**Extracted entries:**
____

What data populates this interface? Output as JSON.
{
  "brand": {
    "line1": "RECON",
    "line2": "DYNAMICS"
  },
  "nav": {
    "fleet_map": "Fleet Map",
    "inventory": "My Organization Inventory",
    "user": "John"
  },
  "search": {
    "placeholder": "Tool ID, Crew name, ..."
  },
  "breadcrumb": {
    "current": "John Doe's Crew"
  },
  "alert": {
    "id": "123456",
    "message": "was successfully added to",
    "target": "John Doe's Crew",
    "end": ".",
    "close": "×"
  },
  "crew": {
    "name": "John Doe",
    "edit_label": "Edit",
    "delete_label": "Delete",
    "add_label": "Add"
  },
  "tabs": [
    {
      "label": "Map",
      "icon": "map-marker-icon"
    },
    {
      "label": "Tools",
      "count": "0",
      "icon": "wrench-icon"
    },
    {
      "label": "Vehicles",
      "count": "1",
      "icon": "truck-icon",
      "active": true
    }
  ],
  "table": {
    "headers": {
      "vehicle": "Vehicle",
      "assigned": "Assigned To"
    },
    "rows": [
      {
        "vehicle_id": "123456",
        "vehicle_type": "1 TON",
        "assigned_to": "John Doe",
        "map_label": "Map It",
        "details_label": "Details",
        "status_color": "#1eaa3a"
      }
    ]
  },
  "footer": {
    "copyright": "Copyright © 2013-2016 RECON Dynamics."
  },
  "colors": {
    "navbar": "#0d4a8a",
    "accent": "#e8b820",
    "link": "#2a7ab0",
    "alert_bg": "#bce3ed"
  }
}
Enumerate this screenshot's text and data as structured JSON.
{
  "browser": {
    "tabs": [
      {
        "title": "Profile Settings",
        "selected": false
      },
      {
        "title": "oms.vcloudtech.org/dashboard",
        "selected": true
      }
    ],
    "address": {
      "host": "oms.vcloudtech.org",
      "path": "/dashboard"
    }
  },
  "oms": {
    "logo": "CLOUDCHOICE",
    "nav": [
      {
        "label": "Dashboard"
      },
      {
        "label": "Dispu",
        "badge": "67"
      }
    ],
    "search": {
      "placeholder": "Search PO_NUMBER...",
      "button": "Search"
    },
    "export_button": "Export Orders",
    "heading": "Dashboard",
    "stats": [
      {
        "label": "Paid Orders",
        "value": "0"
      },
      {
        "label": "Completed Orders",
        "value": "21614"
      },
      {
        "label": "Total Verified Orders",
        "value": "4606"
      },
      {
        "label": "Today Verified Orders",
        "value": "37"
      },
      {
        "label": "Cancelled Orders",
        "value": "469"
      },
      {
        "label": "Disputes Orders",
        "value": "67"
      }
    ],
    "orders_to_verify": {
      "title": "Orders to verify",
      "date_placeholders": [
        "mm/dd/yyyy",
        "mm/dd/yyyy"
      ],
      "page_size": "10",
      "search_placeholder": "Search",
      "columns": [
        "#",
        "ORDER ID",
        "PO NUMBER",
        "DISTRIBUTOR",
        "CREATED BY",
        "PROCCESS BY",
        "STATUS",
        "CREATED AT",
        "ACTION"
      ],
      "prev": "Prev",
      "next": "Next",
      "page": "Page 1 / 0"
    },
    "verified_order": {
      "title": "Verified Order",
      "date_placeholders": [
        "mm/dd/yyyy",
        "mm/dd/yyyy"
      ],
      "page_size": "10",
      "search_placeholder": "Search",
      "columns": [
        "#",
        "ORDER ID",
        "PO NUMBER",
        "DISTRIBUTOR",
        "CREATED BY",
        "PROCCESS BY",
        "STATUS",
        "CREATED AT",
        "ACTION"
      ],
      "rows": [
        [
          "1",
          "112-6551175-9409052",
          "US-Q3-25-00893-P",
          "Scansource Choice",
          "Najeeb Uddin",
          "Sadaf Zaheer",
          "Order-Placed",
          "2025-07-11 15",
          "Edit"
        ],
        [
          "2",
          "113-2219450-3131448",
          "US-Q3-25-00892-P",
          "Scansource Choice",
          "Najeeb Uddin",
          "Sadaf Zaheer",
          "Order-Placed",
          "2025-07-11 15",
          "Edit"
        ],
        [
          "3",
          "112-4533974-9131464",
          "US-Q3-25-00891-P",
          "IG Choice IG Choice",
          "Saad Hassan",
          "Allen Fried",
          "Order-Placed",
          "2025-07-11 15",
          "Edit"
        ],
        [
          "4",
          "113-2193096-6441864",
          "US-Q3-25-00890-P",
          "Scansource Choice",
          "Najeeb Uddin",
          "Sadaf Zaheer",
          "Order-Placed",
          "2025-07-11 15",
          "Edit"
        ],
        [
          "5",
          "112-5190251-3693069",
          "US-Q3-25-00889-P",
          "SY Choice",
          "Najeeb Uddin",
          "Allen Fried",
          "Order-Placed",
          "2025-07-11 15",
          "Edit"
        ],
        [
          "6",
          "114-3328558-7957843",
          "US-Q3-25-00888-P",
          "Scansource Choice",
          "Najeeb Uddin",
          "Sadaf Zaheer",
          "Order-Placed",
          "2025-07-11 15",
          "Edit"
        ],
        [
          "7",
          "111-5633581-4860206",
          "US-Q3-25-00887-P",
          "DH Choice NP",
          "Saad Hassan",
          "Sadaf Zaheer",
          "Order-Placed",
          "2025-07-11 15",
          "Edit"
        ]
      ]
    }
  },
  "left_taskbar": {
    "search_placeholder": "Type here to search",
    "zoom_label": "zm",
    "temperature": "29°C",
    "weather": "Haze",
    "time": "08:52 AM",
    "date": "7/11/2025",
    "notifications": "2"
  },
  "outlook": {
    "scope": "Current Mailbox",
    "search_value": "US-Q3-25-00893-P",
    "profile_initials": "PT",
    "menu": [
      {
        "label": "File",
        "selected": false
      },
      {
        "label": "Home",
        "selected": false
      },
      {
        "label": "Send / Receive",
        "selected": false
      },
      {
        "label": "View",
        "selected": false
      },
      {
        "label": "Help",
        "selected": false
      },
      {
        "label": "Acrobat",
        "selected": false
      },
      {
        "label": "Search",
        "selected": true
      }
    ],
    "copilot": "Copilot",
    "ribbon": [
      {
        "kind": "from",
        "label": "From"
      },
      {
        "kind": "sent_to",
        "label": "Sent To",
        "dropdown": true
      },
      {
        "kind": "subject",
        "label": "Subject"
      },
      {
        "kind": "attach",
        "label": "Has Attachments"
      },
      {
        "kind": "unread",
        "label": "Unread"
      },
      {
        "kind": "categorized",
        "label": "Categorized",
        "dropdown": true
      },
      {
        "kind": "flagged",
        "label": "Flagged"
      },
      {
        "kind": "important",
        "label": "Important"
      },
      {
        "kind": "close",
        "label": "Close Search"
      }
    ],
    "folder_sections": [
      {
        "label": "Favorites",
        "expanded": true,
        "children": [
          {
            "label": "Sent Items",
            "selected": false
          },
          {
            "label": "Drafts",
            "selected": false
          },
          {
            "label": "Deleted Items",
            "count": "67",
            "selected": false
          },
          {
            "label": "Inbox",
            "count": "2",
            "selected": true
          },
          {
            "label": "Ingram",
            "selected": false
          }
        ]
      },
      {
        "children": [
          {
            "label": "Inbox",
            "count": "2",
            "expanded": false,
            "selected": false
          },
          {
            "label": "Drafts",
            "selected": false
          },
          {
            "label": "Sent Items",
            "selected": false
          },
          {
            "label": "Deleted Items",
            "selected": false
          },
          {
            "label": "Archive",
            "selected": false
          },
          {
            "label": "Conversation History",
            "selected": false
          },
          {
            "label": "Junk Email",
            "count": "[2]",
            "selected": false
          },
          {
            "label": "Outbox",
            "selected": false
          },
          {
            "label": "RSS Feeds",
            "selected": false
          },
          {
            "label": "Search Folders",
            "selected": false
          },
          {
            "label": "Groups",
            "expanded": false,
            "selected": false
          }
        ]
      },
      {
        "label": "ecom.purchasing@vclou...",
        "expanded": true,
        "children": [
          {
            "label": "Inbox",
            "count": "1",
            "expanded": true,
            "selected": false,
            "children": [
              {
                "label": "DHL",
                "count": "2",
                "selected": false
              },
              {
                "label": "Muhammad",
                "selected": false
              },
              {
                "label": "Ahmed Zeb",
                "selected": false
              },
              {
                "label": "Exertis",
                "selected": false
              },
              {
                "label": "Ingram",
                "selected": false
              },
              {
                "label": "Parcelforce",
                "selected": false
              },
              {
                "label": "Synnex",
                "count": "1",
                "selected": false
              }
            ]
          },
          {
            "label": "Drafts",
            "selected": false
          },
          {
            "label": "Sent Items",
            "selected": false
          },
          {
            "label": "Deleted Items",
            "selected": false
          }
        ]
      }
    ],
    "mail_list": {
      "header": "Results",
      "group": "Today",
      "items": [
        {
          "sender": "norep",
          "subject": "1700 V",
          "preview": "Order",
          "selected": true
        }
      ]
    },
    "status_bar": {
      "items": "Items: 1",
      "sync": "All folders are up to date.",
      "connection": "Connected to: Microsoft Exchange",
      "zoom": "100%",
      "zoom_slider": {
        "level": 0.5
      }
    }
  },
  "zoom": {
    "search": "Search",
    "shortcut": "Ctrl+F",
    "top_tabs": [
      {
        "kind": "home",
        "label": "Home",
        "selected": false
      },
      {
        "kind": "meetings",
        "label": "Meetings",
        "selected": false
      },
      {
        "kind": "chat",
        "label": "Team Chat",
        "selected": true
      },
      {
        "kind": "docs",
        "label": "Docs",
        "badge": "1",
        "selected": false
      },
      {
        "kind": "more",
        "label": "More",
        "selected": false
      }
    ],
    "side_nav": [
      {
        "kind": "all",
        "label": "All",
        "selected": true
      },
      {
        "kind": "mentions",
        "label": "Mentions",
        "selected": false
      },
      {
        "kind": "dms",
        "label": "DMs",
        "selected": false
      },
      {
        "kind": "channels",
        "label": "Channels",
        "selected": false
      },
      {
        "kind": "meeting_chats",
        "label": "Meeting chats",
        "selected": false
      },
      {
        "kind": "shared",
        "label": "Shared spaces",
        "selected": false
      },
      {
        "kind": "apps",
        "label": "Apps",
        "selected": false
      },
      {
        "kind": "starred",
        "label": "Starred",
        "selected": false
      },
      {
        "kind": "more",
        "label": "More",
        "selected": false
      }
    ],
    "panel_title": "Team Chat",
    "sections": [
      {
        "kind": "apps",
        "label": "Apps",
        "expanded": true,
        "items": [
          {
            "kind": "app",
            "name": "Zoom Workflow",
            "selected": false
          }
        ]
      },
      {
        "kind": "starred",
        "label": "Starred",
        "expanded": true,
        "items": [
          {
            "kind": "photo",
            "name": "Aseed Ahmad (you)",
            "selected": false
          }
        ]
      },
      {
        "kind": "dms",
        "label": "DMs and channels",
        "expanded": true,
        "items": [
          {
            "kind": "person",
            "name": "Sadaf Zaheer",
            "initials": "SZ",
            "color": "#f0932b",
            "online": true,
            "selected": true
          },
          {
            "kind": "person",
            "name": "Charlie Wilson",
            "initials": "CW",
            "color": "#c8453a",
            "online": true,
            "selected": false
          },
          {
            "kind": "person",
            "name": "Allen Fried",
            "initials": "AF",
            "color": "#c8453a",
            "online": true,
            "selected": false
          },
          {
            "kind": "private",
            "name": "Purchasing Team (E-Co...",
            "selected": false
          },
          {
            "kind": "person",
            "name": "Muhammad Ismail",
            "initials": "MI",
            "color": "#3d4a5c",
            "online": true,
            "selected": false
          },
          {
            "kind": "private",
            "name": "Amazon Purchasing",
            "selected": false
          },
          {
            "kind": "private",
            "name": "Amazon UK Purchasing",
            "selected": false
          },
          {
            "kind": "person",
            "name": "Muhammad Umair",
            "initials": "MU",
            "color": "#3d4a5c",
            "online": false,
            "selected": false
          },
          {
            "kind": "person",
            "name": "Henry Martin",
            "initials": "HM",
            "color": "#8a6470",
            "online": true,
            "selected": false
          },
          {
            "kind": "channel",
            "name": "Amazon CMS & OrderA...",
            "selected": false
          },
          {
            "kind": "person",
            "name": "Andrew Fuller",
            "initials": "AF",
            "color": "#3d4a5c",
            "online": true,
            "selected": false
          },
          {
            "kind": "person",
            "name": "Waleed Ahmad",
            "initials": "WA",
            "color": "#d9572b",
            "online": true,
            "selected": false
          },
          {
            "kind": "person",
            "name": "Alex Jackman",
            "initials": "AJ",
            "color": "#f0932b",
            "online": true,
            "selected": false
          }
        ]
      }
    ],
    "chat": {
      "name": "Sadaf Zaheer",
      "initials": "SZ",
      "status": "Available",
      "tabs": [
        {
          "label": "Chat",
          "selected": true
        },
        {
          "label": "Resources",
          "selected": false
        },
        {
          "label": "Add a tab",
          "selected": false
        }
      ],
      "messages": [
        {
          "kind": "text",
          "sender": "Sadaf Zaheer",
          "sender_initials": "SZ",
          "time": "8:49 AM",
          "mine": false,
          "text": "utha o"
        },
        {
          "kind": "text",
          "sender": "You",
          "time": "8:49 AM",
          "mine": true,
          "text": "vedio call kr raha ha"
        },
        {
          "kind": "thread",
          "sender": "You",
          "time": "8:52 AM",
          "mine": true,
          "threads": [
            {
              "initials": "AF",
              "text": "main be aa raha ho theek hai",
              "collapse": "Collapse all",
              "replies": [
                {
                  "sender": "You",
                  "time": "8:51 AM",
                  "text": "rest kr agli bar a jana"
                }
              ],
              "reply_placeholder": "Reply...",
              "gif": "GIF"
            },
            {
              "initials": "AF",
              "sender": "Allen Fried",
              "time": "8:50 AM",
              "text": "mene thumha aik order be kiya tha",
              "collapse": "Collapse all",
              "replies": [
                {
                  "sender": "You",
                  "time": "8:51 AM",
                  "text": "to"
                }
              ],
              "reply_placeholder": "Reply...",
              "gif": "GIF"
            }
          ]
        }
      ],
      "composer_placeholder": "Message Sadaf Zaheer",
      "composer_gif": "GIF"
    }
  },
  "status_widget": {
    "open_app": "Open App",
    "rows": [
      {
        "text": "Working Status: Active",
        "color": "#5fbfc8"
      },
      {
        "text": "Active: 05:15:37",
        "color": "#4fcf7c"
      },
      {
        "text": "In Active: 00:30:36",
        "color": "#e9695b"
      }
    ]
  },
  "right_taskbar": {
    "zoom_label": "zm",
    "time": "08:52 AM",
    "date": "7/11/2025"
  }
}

____

**Exercise instructions:**
Find how many lines in the listing contain the word "Muhammad" and give that count alone.

**Task output:**
3